▶ _Your objective_
Copy the records below exactly as they are written.

▶ _Stored records_
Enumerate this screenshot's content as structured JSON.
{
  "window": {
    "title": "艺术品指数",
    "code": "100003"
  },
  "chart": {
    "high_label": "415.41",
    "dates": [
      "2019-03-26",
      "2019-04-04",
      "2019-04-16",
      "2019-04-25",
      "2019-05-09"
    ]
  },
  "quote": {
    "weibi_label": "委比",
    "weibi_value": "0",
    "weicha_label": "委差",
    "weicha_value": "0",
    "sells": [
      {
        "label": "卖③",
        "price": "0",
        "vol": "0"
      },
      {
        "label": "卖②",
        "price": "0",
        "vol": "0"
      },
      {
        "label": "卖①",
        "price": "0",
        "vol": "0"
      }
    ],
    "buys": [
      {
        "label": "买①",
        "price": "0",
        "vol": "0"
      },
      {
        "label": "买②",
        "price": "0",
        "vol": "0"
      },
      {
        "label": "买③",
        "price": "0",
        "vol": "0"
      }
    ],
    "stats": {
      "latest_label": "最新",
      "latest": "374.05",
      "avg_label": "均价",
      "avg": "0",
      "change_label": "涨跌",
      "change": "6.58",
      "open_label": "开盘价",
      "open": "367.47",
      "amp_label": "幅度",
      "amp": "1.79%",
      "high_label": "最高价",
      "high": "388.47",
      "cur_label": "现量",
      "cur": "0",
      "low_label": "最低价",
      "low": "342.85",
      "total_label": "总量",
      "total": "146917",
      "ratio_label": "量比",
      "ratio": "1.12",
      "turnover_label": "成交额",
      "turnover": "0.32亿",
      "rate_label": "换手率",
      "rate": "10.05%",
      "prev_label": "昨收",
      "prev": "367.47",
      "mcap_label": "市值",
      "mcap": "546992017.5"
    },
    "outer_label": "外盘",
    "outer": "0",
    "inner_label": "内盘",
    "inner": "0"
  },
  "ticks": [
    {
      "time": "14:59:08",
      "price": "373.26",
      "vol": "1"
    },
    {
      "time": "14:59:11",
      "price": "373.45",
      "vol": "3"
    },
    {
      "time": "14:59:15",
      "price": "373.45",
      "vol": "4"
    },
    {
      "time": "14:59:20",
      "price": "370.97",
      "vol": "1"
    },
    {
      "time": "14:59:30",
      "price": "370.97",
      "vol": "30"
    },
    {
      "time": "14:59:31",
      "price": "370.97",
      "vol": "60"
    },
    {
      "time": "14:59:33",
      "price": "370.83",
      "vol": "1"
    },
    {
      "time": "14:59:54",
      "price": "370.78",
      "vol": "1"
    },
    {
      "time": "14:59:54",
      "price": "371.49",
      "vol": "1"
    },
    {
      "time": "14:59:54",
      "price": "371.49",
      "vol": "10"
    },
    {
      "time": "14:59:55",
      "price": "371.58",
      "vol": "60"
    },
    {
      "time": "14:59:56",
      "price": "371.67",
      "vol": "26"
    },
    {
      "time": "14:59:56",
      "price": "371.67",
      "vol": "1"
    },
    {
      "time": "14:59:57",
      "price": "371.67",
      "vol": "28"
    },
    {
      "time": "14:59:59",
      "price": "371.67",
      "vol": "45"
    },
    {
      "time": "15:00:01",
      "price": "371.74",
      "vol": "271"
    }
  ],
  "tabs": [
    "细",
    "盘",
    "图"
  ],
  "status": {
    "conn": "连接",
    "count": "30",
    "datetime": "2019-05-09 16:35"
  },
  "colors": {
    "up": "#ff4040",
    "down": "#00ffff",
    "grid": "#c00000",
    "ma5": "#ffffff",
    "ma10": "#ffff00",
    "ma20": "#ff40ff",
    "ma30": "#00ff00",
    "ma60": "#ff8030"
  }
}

▶ _Finished task_
Enumerate this screenshot's content as structured JSON.
{
  "window": {
    "title": "艺术品指数",
    "code": "100003"
  },
  "chart": {
    "high_label": "415.41",
    "dates": [
      "2019-03-26",
      "2019-04-04",
      "2019-04-16",
      "2019-04-25",
      "2019-05-09"
    ]
  },
  "quote": {
    "weibi_label": "委比",
    "weibi_value": "0",
    "weicha_label": "委差",
    "weicha_value": "0",
    "sells": [
      {
        "label": "卖③",
        "price": "0",
        "vol": "0"
      },
      {
        "label": "卖②",
        "price": "0",
        "vol": "0"
      },
      {
        "label": "卖①",
        "price": "0",
        "vol": "0"
      }
    ],
    "buys": [
      {
        "label": "买①",
        "price": "0",
        "vol": "0"
      },
      {
        "label": "买②",
        "price": "0",
        "vol": "0"
      },
      {
        "label": "买③",
        "price": "0",
        "vol": "0"
      }
    ],
    "stats": {
      "latest_label": "最新",
      "latest": "374.05",
      "avg_label": "均价",
      "avg": "0",
      "change_label": "涨跌",
      "change": "6.58",
      "open_label": "开盘价",
      "open": "367.47",
      "amp_label": "幅度",
      "amp": "1.79%",
      "high_label": "最高价",
      "high": "388.47",
      "cur_label": "现量",
      "cur": "0",
      "low_label": "最低价",
      "low": "342.85",
      "total_label": "总量",
      "total": "146917",
      "ratio_label": "量比",
      "ratio": "1.12",
      "turnover_label": "成交额",
      "turnover": "0.32亿",
      "rate_label": "换手率",
      "rate": "10.05%",
      "prev_label": "昨收",
      "prev": "367.47",
      "mcap_label": "市值",
      "mcap": "546992017.5"
    },
    "outer_label": "外盘",
    "outer": "0",
    "inner_label": "内盘",
    "inner": "0"
  },
  "ticks": [
    {
      "time": "14:59:08",
      "price": "373.26",
      "vol": "1"
    },
    {
      "time": "14:59:11",
      "price": "373.45",
      "vol": "3"
    },
    {
      "time": "14:59:15",
      "price": "373.45",
      "vol": "4"
    },
    {
      "time": "14:59:20",
      "price": "370.97",
      "vol": "1"
    },
    {
      "time": "14:59:30",
      "price": "370.97",
      "vol": "30"
    },
    {
      "time": "14:59:31",
      "price": "370.97",
      "vol": "60"
    },
    {
      "time": "14:59:33",
      "price": "370.83",
      "vol": "1"
    },
    {
      "time": "14:59:54",
      "price": "370.78",
      "vol": "1"
    },
    {
      "time": "14:59:54",
      "price": "371.49",
      "vol": "1"
    },
    {
      "time": "14:59:54",
      "price": "371.49",
      "vol": "10"
    },
    {
      "time": "14:59:55",
      "price": "371.58",
      "vol": "60"
    },
    {
      "time": "14:59:56",
      "price": "371.67",
      "vol": "26"
    },
    {
      "time": "14:59:56",
      "price": "371.67",
      "vol": "1"
    },
    {
      "time": "14:59:57",
      "price": "371.67",
      "vol": "28"
    },
    {
      "time": "14:59:59",
      "price": "371.67",
      "vol": "45"
    },
    {
      "time": "15:00:01",
      "price": "371.74",
      "vol": "271"
    }
  ],
  "tabs": [
    "细",
    "盘",
    "图"
  ],
  "status": {
    "conn": "连接",
    "count": "30",
    "datetime": "2019-05-09 16:35"
  },
  "colors": {
    "up": "#ff4040",
    "down": "#00ffff",
    "grid": "#c00000",
    "ma5": "#ffffff",
    "ma10": "#ffff00",
    "ma20": "#ff40ff",
    "ma30": "#00ff00",
    "ma60": "#ff8030"
  }
}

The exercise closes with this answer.